REQUIREMENTS: Print the entries below word for word; the pictures stay out of your copy.

RAW RECORDS:
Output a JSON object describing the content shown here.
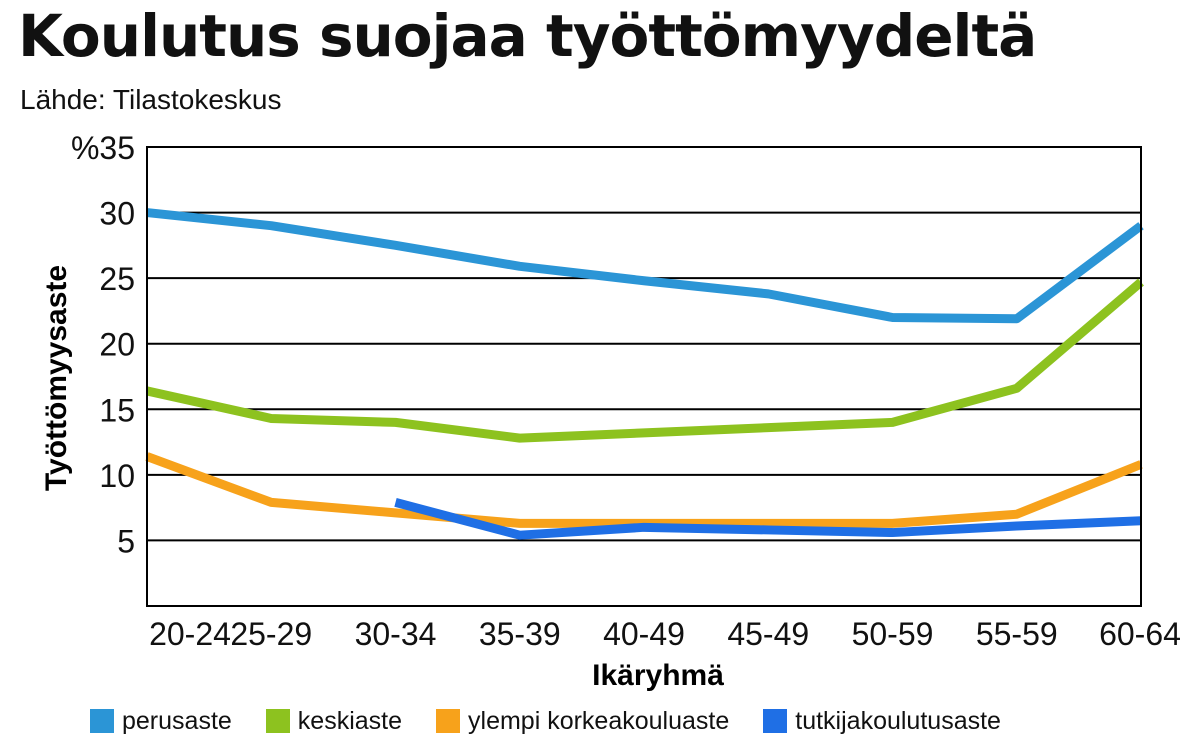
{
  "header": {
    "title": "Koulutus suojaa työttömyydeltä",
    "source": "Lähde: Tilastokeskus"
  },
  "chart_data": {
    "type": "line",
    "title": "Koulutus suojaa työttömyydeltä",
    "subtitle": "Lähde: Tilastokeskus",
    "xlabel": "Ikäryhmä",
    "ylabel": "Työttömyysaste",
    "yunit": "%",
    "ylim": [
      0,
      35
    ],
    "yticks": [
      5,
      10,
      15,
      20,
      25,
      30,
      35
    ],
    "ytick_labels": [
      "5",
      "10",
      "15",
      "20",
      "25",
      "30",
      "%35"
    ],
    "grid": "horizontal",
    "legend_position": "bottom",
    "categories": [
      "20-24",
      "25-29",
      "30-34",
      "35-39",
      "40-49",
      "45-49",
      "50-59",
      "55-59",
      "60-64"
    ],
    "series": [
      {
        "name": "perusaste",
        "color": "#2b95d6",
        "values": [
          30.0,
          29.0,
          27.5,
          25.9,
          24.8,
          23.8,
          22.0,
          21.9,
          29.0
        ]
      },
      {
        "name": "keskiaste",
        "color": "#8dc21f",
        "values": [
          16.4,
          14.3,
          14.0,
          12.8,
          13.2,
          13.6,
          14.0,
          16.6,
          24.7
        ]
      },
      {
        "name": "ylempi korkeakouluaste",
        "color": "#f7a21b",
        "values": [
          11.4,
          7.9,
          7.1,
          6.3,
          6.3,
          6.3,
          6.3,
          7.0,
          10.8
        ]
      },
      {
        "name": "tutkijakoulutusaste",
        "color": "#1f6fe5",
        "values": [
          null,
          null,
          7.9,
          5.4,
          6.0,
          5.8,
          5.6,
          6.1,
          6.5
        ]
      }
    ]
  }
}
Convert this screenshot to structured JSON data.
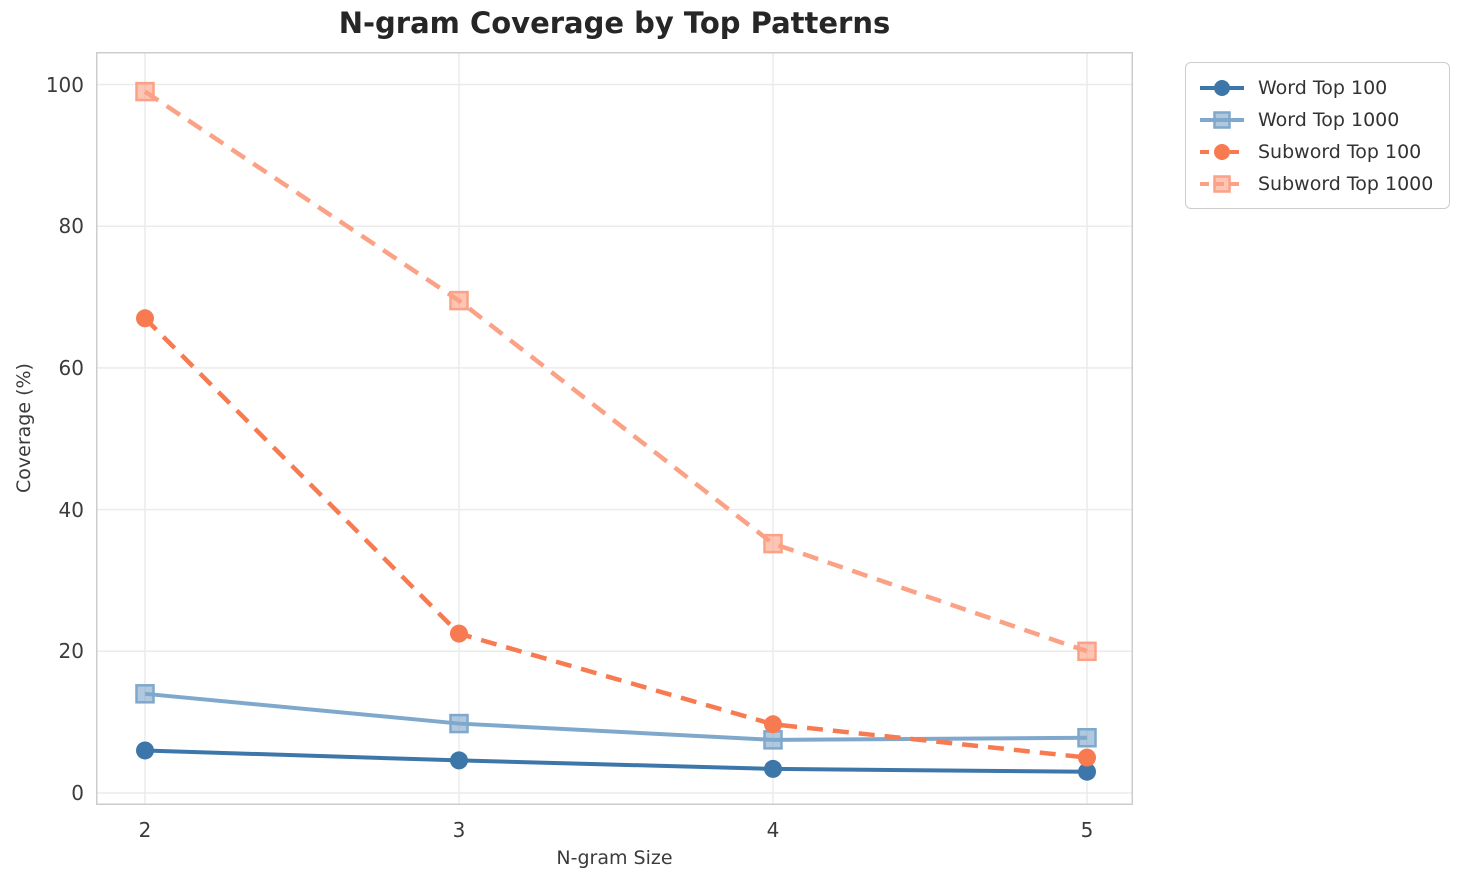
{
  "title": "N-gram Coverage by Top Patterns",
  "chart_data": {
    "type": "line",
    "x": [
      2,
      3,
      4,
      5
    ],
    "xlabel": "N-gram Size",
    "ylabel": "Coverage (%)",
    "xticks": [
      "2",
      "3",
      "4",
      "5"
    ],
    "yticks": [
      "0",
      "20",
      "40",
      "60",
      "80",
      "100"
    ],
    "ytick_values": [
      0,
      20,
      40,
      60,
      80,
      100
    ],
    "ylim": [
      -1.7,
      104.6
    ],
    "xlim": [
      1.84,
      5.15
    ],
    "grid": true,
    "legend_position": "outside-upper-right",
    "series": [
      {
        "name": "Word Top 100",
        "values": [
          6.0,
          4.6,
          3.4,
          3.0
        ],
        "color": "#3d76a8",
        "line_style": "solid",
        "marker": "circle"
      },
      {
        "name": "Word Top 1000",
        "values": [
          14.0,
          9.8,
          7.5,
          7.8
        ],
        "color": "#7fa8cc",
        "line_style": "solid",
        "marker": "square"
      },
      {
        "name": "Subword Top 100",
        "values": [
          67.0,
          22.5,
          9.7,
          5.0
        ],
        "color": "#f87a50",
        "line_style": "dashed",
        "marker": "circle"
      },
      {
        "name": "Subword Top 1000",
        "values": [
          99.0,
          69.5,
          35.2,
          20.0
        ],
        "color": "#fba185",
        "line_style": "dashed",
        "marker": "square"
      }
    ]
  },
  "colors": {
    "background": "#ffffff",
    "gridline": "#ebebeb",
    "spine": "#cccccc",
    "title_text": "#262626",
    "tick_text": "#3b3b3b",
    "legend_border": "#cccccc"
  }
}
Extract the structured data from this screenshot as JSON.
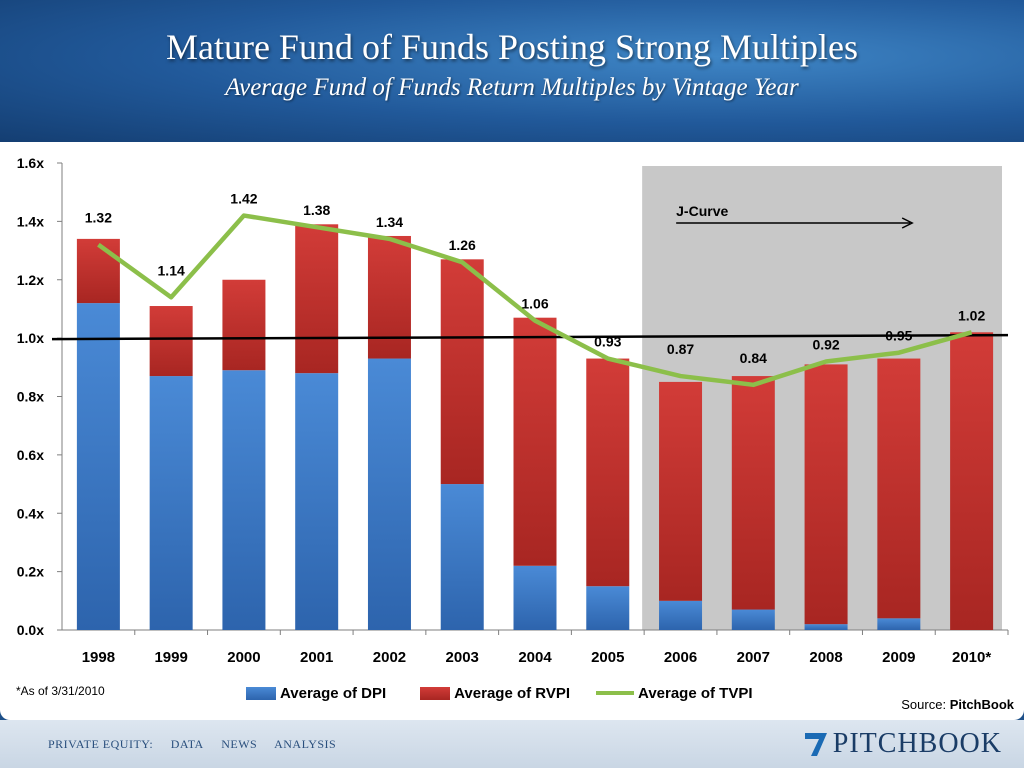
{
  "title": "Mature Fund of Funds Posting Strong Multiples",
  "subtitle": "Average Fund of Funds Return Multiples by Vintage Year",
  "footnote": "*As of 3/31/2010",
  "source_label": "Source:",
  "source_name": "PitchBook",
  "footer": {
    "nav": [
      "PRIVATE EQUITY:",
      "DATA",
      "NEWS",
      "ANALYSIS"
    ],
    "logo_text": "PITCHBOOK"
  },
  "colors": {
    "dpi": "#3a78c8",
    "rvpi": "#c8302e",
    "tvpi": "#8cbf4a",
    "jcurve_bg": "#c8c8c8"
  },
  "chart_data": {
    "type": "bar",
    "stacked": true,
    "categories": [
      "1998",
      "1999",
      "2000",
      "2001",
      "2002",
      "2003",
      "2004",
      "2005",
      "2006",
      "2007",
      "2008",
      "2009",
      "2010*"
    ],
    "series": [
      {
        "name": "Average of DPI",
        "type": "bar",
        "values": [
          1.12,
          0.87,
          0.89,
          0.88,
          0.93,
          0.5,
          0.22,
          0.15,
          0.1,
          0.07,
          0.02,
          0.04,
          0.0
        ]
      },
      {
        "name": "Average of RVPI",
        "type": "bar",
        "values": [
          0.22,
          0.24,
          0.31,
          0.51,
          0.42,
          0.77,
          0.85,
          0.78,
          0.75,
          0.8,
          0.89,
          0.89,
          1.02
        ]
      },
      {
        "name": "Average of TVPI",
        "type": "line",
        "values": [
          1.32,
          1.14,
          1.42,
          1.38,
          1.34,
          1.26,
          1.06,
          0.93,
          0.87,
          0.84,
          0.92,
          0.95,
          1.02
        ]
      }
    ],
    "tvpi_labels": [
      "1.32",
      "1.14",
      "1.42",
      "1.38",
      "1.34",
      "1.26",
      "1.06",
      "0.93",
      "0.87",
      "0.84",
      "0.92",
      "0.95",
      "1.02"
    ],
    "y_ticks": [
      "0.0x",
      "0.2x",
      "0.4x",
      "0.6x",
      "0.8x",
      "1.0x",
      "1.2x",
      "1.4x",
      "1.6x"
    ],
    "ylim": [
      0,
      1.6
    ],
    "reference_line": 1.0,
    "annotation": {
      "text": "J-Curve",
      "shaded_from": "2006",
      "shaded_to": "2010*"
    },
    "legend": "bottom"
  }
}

COMPLETED EXERCISE:
Output a JSON object describing the content shown here.
{
  "header": {
    "title": "Koulutus suojaa työttömyydeltä",
    "source": "Lähde: Tilastokeskus"
  },
  "chart_data": {
    "type": "line",
    "title": "Koulutus suojaa työttömyydeltä",
    "subtitle": "Lähde: Tilastokeskus",
    "xlabel": "Ikäryhmä",
    "ylabel": "Työttömyysaste",
    "yunit": "%",
    "ylim": [
      0,
      35
    ],
    "yticks": [
      5,
      10,
      15,
      20,
      25,
      30,
      35
    ],
    "ytick_labels": [
      "5",
      "10",
      "15",
      "20",
      "25",
      "30",
      "%35"
    ],
    "grid": "horizontal",
    "legend_position": "bottom",
    "categories": [
      "20-24",
      "25-29",
      "30-34",
      "35-39",
      "40-49",
      "45-49",
      "50-59",
      "55-59",
      "60-64"
    ],
    "series": [
      {
        "name": "perusaste",
        "color": "#2b95d6",
        "values": [
          30.0,
          29.0,
          27.5,
          25.9,
          24.8,
          23.8,
          22.0,
          21.9,
          29.0
        ]
      },
      {
        "name": "keskiaste",
        "color": "#8dc21f",
        "values": [
          16.4,
          14.3,
          14.0,
          12.8,
          13.2,
          13.6,
          14.0,
          16.6,
          24.7
        ]
      },
      {
        "name": "ylempi korkeakouluaste",
        "color": "#f7a21b",
        "values": [
          11.4,
          7.9,
          7.1,
          6.3,
          6.3,
          6.3,
          6.3,
          7.0,
          10.8
        ]
      },
      {
        "name": "tutkijakoulutusaste",
        "color": "#1f6fe5",
        "values": [
          null,
          null,
          7.9,
          5.4,
          6.0,
          5.8,
          5.6,
          6.1,
          6.5
        ]
      }
    ]
  }
}
Convert this screenshot to structured JSON data.
{
  "title": "N-gram Coverage by Top Patterns",
  "chart_data": {
    "type": "line",
    "x": [
      2,
      3,
      4,
      5
    ],
    "xlabel": "N-gram Size",
    "ylabel": "Coverage (%)",
    "xticks": [
      "2",
      "3",
      "4",
      "5"
    ],
    "yticks": [
      "0",
      "20",
      "40",
      "60",
      "80",
      "100"
    ],
    "ytick_values": [
      0,
      20,
      40,
      60,
      80,
      100
    ],
    "ylim": [
      -1.7,
      104.6
    ],
    "xlim": [
      1.84,
      5.15
    ],
    "grid": true,
    "legend_position": "outside-upper-right",
    "series": [
      {
        "name": "Word Top 100",
        "values": [
          6.0,
          4.6,
          3.4,
          3.0
        ],
        "color": "#3d76a8",
        "line_style": "solid",
        "marker": "circle"
      },
      {
        "name": "Word Top 1000",
        "values": [
          14.0,
          9.8,
          7.5,
          7.8
        ],
        "color": "#7fa8cc",
        "line_style": "solid",
        "marker": "square"
      },
      {
        "name": "Subword Top 100",
        "values": [
          67.0,
          22.5,
          9.7,
          5.0
        ],
        "color": "#f87a50",
        "line_style": "dashed",
        "marker": "circle"
      },
      {
        "name": "Subword Top 1000",
        "values": [
          99.0,
          69.5,
          35.2,
          20.0
        ],
        "color": "#fba185",
        "line_style": "dashed",
        "marker": "square"
      }
    ]
  },
  "colors": {
    "background": "#ffffff",
    "gridline": "#ebebeb",
    "spine": "#cccccc",
    "title_text": "#262626",
    "tick_text": "#3b3b3b",
    "legend_border": "#cccccc"
  }
}
Extract the structured data from this screenshot as JSON.
{
  "title": "Mature Fund of Funds Posting Strong Multiples",
  "subtitle": "Average Fund of Funds Return Multiples by Vintage Year",
  "footnote": "*As of 3/31/2010",
  "source_label": "Source:",
  "source_name": "PitchBook",
  "footer": {
    "nav": [
      "PRIVATE EQUITY:",
      "DATA",
      "NEWS",
      "ANALYSIS"
    ],
    "logo_text": "PITCHBOOK"
  },
  "colors": {
    "dpi": "#3a78c8",
    "rvpi": "#c8302e",
    "tvpi": "#8cbf4a",
    "jcurve_bg": "#c8c8c8"
  },
  "chart_data": {
    "type": "bar",
    "stacked": true,
    "categories": [
      "1998",
      "1999",
      "2000",
      "2001",
      "2002",
      "2003",
      "2004",
      "2005",
      "2006",
      "2007",
      "2008",
      "2009",
      "2010*"
    ],
    "series": [
      {
        "name": "Average of DPI",
        "type": "bar",
        "values": [
          1.12,
          0.87,
          0.89,
          0.88,
          0.93,
          0.5,
          0.22,
          0.15,
          0.1,
          0.07,
          0.02,
          0.04,
          0.0
        ]
      },
      {
        "name": "Average of RVPI",
        "type": "bar",
        "values": [
          0.22,
          0.24,
          0.31,
          0.51,
          0.42,
          0.77,
          0.85,
          0.78,
          0.75,
          0.8,
          0.89,
          0.89,
          1.02
        ]
      },
      {
        "name": "Average of TVPI",
        "type": "line",
        "values": [
          1.32,
          1.14,
          1.42,
          1.38,
          1.34,
          1.26,
          1.06,
          0.93,
          0.87,
          0.84,
          0.92,
          0.95,
          1.02
        ]
      }
    ],
    "tvpi_labels": [
      "1.32",
      "1.14",
      "1.42",
      "1.38",
      "1.34",
      "1.26",
      "1.06",
      "0.93",
      "0.87",
      "0.84",
      "0.92",
      "0.95",
      "1.02"
    ],
    "y_ticks": [
      "0.0x",
      "0.2x",
      "0.4x",
      "0.6x",
      "0.8x",
      "1.0x",
      "1.2x",
      "1.4x",
      "1.6x"
    ],
    "ylim": [
      0,
      1.6
    ],
    "reference_line": 1.0,
    "annotation": {
      "text": "J-Curve",
      "shaded_from": "2006",
      "shaded_to": "2010*"
    },
    "legend": "bottom"
  }
}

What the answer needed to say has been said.